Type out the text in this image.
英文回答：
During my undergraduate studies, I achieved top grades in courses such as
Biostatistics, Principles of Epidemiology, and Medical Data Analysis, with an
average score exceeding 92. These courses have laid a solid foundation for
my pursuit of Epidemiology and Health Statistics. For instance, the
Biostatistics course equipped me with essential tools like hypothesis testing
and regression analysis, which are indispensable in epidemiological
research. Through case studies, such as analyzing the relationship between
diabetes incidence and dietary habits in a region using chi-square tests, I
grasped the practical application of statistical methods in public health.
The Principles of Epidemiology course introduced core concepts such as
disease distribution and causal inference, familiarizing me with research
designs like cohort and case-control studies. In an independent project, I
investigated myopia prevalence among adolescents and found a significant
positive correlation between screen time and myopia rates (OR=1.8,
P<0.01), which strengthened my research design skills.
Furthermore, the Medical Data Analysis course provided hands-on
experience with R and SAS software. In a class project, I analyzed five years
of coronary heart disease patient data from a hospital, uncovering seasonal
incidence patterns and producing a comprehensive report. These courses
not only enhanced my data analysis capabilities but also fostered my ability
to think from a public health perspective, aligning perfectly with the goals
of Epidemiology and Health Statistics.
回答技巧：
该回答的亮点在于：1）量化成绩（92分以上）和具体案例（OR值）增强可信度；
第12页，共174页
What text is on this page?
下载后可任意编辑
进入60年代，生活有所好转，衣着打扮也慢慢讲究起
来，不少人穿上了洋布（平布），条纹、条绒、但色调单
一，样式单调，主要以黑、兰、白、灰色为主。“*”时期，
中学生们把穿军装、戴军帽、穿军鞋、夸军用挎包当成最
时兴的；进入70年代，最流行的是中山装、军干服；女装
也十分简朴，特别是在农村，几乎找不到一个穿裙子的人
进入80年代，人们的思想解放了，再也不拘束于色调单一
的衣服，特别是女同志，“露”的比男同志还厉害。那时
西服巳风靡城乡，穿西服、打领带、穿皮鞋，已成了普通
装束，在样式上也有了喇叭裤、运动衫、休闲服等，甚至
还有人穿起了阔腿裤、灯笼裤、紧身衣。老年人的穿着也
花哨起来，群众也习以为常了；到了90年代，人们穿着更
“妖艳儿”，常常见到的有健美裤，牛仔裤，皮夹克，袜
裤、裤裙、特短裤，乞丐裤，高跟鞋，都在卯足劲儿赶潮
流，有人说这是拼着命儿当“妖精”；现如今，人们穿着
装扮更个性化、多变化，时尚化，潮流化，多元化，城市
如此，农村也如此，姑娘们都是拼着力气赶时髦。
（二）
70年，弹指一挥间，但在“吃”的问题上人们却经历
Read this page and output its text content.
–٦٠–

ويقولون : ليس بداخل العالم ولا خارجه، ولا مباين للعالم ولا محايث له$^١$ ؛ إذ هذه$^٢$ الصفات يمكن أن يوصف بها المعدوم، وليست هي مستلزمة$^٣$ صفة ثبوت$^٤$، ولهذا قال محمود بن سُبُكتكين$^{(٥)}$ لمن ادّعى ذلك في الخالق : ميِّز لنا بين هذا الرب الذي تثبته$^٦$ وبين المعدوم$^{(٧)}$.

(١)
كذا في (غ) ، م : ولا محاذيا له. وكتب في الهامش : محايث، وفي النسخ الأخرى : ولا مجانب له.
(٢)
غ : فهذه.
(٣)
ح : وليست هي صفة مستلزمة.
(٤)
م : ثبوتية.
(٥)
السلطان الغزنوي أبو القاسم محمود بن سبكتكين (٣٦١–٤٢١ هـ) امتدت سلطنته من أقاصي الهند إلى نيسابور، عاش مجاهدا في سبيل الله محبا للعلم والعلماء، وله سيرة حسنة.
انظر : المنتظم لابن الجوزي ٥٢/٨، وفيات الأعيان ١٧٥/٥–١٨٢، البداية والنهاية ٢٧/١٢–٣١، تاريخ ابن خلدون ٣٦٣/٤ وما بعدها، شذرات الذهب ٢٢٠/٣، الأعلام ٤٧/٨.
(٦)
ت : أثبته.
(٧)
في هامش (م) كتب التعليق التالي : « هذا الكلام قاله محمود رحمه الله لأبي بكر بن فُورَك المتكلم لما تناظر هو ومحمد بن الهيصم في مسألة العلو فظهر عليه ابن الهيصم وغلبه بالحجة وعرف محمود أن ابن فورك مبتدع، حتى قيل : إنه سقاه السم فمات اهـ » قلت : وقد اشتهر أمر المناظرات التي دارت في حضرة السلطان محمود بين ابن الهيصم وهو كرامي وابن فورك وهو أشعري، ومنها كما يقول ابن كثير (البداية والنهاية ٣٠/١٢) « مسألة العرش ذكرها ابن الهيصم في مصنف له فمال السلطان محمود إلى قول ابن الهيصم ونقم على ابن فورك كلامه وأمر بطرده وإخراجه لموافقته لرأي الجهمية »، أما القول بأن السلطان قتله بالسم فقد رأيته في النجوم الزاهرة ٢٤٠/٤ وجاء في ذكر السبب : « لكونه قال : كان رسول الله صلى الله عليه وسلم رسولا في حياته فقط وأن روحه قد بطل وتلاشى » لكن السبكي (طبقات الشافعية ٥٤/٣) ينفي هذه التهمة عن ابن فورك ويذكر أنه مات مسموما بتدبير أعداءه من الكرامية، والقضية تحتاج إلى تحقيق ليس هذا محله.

----

[What the task asks]:
Transcribe the material exactly as it reads.

[Answer]:
Type out the text in this image.
英文回答：
During my undergraduate studies, I achieved top grades in courses such as
Biostatistics, Principles of Epidemiology, and Medical Data Analysis, with an
average score exceeding 92. These courses have laid a solid foundation for
my pursuit of Epidemiology and Health Statistics. For instance, the
Biostatistics course equipped me with essential tools like hypothesis testing
and regression analysis, which are indispensable in epidemiological
research. Through case studies, such as analyzing the relationship between
diabetes incidence and dietary habits in a region using chi-square tests, I
grasped the practical application of statistical methods in public health.
The Principles of Epidemiology course introduced core concepts such as
disease distribution and causal inference, familiarizing me with research
designs like cohort and case-control studies. In an independent project, I
investigated myopia prevalence among adolescents and found a significant
positive correlation between screen time and myopia rates (OR=1.8,
P<0.01), which strengthened my research design skills.
Furthermore, the Medical Data Analysis course provided hands-on
experience with R and SAS software. In a class project, I analyzed five years
of coronary heart disease patient data from a hospital, uncovering seasonal
incidence patterns and producing a comprehensive report. These courses
not only enhanced my data analysis capabilities but also fostered my ability
to think from a public health perspective, aligning perfectly with the goals
of Epidemiology and Health Statistics.
回答技巧：
该回答的亮点在于：1）量化成绩（92分以上）和具体案例（OR值）增强可信度；
第12页，共174页
What text is on this page?
下载后可任意编辑
进入60年代，生活有所好转，衣着打扮也慢慢讲究起
来，不少人穿上了洋布（平布），条纹、条绒、但色调单
一，样式单调，主要以黑、兰、白、灰色为主。“*”时期，
中学生们把穿军装、戴军帽、穿军鞋、夸军用挎包当成最
时兴的；进入70年代，最流行的是中山装、军干服；女装
也十分简朴，特别是在农村，几乎找不到一个穿裙子的人
进入80年代，人们的思想解放了，再也不拘束于色调单一
的衣服，特别是女同志，“露”的比男同志还厉害。那时
西服巳风靡城乡，穿西服、打领带、穿皮鞋，已成了普通
装束，在样式上也有了喇叭裤、运动衫、休闲服等，甚至
还有人穿起了阔腿裤、灯笼裤、紧身衣。老年人的穿着也
花哨起来，群众也习以为常了；到了90年代，人们穿着更
“妖艳儿”，常常见到的有健美裤，牛仔裤，皮夹克，袜
裤、裤裙、特短裤，乞丐裤，高跟鞋，都在卯足劲儿赶潮
流，有人说这是拼着命儿当“妖精”；现如今，人们穿着
装扮更个性化、多变化，时尚化，潮流化，多元化，城市
如此，农村也如此，姑娘们都是拼着力气赶时髦。
（二）
70年，弹指一挥间，但在“吃”的问题上人们却经历
Read this page and output its text content.
–٦٠–

ويقولون : ليس بداخل العالم ولا خارجه، ولا مباين للعالم ولا محايث له$^١$ ؛ إذ هذه$^٢$ الصفات يمكن أن يوصف بها المعدوم، وليست هي مستلزمة$^٣$ صفة ثبوت$^٤$، ولهذا قال محمود بن سُبُكتكين$^{(٥)}$ لمن ادّعى ذلك في الخالق : ميِّز لنا بين هذا الرب الذي تثبته$^٦$ وبين المعدوم$^{(٧)}$.

(١)
كذا في (غ) ، م : ولا محاذيا له. وكتب في الهامش : محايث، وفي النسخ الأخرى : ولا مجانب له.
(٢)
غ : فهذه.
(٣)
ح : وليست هي صفة مستلزمة.
(٤)
م : ثبوتية.
(٥)
السلطان الغزنوي أبو القاسم محمود بن سبكتكين (٣٦١–٤٢١ هـ) امتدت سلطنته من أقاصي الهند إلى نيسابور، عاش مجاهدا في سبيل الله محبا للعلم والعلماء، وله سيرة حسنة.
انظر : المنتظم لابن الجوزي ٥٢/٨، وفيات الأعيان ١٧٥/٥–١٨٢، البداية والنهاية ٢٧/١٢–٣١، تاريخ ابن خلدون ٣٦٣/٤ وما بعدها، شذرات الذهب ٢٢٠/٣، الأعلام ٤٧/٨.
(٦)
ت : أثبته.
(٧)
في هامش (م) كتب التعليق التالي : « هذا الكلام قاله محمود رحمه الله لأبي بكر بن فُورَك المتكلم لما تناظر هو ومحمد بن الهيصم في مسألة العلو فظهر عليه ابن الهيصم وغلبه بالحجة وعرف محمود أن ابن فورك مبتدع، حتى قيل : إنه سقاه السم فمات اهـ » قلت : وقد اشتهر أمر المناظرات التي دارت في حضرة السلطان محمود بين ابن الهيصم وهو كرامي وابن فورك وهو أشعري، ومنها كما يقول ابن كثير (البداية والنهاية ٣٠/١٢) « مسألة العرش ذكرها ابن الهيصم في مصنف له فمال السلطان محمود إلى قول ابن الهيصم ونقم على ابن فورك كلامه وأمر بطرده وإخراجه لموافقته لرأي الجهمية »، أما القول بأن السلطان قتله بالسم فقد رأيته في النجوم الزاهرة ٢٤٠/٤ وجاء في ذكر السبب : « لكونه قال : كان رسول الله صلى الله عليه وسلم رسولا في حياته فقط وأن روحه قد بطل وتلاشى » لكن السبكي (طبقات الشافعية ٥٤/٣) ينفي هذه التهمة عن ابن فورك ويذكر أنه مات مسموما بتدبير أعداءه من الكرامية، والقضية تحتاج إلى تحقيق ليس هذا محله.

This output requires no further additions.